Task statement> Transcribe all the records exactly and omit any images they hold.

** begin Given records **

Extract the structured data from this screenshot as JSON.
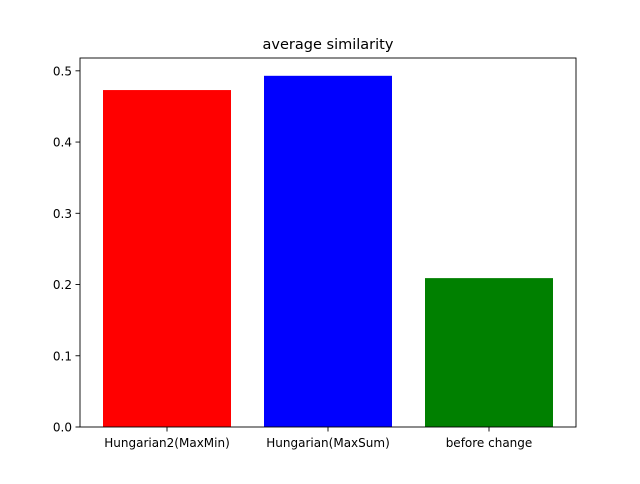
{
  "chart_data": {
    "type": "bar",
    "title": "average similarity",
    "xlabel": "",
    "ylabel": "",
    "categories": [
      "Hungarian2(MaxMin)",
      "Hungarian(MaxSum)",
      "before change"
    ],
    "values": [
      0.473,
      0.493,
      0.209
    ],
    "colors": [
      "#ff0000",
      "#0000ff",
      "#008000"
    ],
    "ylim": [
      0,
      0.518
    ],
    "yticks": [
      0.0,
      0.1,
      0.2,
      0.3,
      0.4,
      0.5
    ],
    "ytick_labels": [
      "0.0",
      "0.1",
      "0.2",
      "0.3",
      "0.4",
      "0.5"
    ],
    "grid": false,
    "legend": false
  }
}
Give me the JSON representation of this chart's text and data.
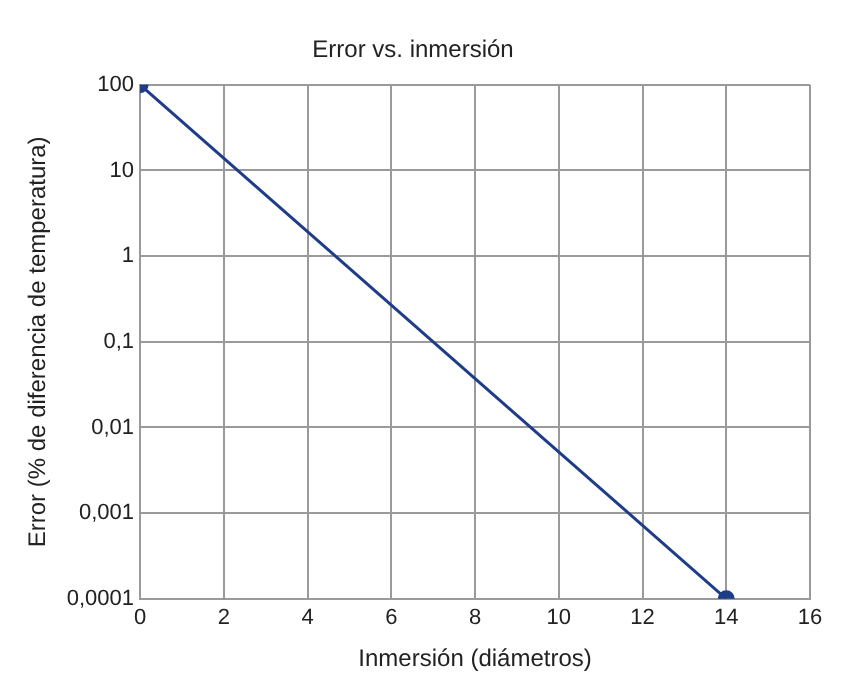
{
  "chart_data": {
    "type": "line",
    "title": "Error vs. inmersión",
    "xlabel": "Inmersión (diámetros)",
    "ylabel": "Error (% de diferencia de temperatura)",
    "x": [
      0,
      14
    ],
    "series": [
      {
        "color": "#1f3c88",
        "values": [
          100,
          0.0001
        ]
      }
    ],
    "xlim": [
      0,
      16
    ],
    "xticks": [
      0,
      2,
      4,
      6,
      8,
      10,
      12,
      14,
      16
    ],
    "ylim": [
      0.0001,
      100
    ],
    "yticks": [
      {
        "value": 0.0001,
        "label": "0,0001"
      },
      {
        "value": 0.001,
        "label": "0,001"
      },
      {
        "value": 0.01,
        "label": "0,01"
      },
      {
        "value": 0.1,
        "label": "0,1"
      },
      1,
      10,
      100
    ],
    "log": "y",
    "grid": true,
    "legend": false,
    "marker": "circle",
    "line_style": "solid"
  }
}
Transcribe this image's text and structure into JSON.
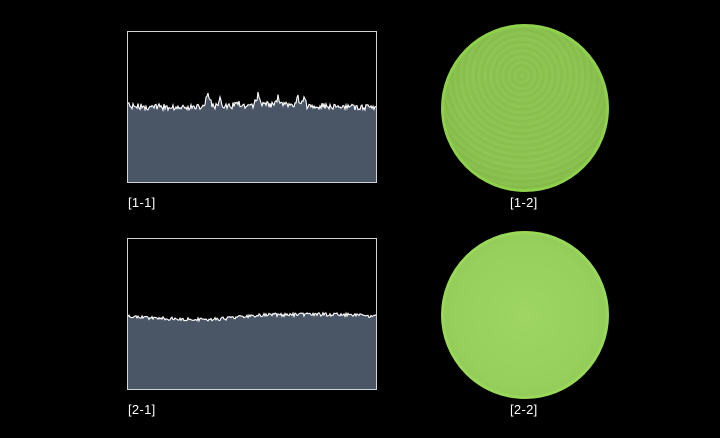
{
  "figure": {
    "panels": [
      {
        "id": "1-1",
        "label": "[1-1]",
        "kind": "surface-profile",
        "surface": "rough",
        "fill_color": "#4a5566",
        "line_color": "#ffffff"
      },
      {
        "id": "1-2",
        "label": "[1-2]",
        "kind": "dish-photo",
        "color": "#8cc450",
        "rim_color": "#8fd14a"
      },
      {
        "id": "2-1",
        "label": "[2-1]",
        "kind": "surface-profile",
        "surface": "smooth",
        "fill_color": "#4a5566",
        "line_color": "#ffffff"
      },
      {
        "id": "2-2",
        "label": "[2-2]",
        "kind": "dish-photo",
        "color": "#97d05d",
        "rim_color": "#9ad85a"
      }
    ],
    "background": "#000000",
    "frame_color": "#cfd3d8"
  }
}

** end Given records **

Worked solution>
Extract the structured data from this screenshot as JSON.
{
  "chart_data": {
    "type": "bar",
    "title": "average similarity",
    "xlabel": "",
    "ylabel": "",
    "categories": [
      "Hungarian2(MaxMin)",
      "Hungarian(MaxSum)",
      "before change"
    ],
    "values": [
      0.473,
      0.493,
      0.209
    ],
    "colors": [
      "#ff0000",
      "#0000ff",
      "#008000"
    ],
    "ylim": [
      0,
      0.518
    ],
    "yticks": [
      0.0,
      0.1,
      0.2,
      0.3,
      0.4,
      0.5
    ],
    "ytick_labels": [
      "0.0",
      "0.1",
      "0.2",
      "0.3",
      "0.4",
      "0.5"
    ],
    "grid": false,
    "legend": false
  }
}
Give me the JSON representation of this chart's text and data.
{
  "chart_data": {
    "type": "line",
    "title": "Error vs. inmersión",
    "xlabel": "Inmersión (diámetros)",
    "ylabel": "Error (% de diferencia de temperatura)",
    "x": [
      0,
      14
    ],
    "series": [
      {
        "color": "#1f3c88",
        "values": [
          100,
          0.0001
        ]
      }
    ],
    "xlim": [
      0,
      16
    ],
    "xticks": [
      0,
      2,
      4,
      6,
      8,
      10,
      12,
      14,
      16
    ],
    "ylim": [
      0.0001,
      100
    ],
    "yticks": [
      {
        "value": 0.0001,
        "label": "0,0001"
      },
      {
        "value": 0.001,
        "label": "0,001"
      },
      {
        "value": 0.01,
        "label": "0,01"
      },
      {
        "value": 0.1,
        "label": "0,1"
      },
      1,
      10,
      100
    ],
    "log": "y",
    "grid": true,
    "legend": false,
    "marker": "circle",
    "line_style": "solid"
  }
}
Transcribe this image's text and structure into JSON.
{
  "figure": {
    "panels": [
      {
        "id": "1-1",
        "label": "[1-1]",
        "kind": "surface-profile",
        "surface": "rough",
        "fill_color": "#4a5566",
        "line_color": "#ffffff"
      },
      {
        "id": "1-2",
        "label": "[1-2]",
        "kind": "dish-photo",
        "color": "#8cc450",
        "rim_color": "#8fd14a"
      },
      {
        "id": "2-1",
        "label": "[2-1]",
        "kind": "surface-profile",
        "surface": "smooth",
        "fill_color": "#4a5566",
        "line_color": "#ffffff"
      },
      {
        "id": "2-2",
        "label": "[2-2]",
        "kind": "dish-photo",
        "color": "#97d05d",
        "rim_color": "#9ad85a"
      }
    ],
    "background": "#000000",
    "frame_color": "#cfd3d8"
  }
}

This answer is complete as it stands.